Copy every line of the listing that holds the string "Karlsruhe".

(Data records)
--------------------------------------------------
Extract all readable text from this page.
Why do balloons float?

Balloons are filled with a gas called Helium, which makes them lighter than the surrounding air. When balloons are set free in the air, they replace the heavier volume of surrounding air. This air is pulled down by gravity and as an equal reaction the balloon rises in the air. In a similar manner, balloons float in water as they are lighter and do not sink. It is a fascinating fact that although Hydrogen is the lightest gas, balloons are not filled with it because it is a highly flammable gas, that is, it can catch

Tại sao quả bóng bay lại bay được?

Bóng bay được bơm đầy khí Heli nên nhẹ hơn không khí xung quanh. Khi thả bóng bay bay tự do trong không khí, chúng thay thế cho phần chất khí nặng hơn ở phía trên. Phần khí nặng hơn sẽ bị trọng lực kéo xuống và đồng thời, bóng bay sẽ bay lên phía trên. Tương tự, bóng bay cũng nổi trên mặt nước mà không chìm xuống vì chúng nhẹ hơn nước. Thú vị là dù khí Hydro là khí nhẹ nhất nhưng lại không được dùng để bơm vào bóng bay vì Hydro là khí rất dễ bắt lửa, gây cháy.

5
--------------------------------------------------
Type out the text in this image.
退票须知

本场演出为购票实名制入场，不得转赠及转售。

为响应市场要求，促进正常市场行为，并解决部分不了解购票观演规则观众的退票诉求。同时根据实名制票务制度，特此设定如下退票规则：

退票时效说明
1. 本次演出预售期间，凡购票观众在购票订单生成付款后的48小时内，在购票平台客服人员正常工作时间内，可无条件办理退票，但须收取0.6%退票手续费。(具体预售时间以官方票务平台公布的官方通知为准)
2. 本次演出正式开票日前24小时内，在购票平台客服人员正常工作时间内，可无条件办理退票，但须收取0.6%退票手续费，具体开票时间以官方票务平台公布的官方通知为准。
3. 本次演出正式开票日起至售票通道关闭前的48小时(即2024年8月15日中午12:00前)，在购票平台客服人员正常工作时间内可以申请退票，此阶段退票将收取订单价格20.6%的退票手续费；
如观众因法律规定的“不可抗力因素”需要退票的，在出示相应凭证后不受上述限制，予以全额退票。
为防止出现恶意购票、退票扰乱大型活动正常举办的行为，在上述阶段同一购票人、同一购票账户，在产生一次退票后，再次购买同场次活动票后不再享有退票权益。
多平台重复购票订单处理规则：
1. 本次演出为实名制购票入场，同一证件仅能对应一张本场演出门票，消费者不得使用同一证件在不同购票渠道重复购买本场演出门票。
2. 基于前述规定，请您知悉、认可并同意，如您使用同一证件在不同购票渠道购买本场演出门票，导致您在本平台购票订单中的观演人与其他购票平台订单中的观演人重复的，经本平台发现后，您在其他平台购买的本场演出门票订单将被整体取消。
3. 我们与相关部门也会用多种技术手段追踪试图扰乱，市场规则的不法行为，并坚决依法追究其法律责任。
--------------------------------------------------
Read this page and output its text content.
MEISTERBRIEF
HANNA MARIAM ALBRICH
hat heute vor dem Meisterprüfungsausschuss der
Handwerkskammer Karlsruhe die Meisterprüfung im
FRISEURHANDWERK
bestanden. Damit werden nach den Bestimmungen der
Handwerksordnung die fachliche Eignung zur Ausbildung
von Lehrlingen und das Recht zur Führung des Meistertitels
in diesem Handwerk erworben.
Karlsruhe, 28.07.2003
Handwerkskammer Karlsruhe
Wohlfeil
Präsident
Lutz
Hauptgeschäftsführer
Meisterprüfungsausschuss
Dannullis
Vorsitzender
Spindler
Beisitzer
--------------------------------------------------
EXPECTED OUTPUT -
Handwerkskammer Karlsruhe die Meisterprüfung im
Karlsruhe, 28.07.2003
Handwerkskammer Karlsruhe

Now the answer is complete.